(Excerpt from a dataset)

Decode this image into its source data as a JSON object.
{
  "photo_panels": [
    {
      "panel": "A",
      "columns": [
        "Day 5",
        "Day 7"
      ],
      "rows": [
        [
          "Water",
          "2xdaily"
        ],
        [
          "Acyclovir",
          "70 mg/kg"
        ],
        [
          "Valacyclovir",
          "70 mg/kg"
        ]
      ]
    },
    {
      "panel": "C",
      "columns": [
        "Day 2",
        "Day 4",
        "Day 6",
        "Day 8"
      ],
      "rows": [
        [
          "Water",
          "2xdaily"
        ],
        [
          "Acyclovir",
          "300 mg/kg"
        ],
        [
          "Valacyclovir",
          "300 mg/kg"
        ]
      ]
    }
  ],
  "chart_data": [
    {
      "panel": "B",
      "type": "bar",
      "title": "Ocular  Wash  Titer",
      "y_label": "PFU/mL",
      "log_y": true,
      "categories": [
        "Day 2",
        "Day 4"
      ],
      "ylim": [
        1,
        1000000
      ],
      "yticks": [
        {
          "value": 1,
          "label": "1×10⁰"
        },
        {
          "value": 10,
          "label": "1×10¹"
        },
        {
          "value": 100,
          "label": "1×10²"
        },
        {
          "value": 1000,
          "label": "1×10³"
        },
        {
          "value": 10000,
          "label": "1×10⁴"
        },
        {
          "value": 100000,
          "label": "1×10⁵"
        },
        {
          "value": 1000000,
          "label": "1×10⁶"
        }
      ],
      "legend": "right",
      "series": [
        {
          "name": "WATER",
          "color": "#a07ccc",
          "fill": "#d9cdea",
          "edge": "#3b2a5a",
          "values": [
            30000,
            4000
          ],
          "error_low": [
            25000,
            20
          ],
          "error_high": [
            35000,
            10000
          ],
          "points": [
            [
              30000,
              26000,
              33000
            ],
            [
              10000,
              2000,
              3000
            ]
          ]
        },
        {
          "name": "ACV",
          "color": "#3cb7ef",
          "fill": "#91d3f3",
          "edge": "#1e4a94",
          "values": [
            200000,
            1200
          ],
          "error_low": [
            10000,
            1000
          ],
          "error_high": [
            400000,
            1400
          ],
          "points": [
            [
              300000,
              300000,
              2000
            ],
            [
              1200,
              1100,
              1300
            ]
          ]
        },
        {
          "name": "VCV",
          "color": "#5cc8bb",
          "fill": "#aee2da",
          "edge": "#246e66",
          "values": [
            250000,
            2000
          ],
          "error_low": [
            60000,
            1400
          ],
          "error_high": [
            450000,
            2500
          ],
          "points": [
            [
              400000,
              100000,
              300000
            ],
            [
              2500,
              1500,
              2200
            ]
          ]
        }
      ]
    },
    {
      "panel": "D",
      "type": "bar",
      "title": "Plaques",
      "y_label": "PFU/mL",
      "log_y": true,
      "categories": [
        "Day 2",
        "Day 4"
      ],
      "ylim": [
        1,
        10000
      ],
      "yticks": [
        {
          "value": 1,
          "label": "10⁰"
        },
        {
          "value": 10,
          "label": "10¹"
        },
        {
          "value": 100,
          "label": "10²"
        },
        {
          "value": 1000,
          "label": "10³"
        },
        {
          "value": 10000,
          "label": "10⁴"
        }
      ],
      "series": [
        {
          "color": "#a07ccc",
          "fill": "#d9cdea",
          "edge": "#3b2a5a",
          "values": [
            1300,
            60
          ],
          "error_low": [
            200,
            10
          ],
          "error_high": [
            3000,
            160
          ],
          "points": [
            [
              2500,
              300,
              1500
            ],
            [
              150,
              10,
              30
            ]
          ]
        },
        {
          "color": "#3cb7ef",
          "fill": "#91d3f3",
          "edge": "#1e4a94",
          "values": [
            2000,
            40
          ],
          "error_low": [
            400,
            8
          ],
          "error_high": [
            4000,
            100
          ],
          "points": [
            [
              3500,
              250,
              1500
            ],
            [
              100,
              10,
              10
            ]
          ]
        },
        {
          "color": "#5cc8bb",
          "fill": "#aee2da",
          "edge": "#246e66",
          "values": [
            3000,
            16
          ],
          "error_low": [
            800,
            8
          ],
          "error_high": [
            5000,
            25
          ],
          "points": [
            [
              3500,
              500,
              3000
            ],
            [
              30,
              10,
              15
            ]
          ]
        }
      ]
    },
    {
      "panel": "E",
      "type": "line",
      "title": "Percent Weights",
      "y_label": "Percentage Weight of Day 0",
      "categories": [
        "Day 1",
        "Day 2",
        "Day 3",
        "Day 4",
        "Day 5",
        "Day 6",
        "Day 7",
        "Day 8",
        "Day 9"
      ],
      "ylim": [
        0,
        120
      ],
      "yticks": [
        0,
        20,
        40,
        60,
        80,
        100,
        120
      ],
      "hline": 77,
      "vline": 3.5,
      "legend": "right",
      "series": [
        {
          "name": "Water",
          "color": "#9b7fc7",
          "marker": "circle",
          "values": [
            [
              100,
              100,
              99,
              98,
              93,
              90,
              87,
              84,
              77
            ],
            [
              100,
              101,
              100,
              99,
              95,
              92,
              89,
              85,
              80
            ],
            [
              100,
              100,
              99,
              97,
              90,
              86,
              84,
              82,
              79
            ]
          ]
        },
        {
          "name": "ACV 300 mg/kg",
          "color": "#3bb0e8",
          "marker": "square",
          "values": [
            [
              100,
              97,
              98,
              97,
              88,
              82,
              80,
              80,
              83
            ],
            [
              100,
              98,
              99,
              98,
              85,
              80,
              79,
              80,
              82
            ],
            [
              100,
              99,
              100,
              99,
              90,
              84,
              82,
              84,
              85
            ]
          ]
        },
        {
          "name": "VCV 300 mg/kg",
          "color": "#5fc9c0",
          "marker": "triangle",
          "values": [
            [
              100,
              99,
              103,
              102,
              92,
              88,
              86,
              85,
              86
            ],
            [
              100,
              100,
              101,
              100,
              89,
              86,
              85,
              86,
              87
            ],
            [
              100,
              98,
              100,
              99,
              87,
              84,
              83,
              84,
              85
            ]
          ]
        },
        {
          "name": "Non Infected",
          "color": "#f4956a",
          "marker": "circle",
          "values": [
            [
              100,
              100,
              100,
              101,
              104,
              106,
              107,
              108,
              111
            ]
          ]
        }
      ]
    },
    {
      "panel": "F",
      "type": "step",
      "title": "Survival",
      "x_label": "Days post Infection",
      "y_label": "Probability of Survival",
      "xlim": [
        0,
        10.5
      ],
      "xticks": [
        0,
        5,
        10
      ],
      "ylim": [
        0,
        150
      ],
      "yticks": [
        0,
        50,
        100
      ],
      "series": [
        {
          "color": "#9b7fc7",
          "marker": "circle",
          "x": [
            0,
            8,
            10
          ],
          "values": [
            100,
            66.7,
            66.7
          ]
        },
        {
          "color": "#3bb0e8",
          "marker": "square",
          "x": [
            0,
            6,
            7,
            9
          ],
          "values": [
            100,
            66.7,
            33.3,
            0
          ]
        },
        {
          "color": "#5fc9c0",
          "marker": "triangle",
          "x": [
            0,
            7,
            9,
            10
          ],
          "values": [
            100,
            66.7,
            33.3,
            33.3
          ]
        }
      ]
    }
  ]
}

- [WORK TO COMPLETE] Look through the data above. Each line containing the word "title" needs to be copied.

- [RESULT FOR THIS EXERCISE]
      "title": "Ocular  Wash  Titer",
      "title": "Plaques",
      "title": "Percent Weights",
      "title": "Survival",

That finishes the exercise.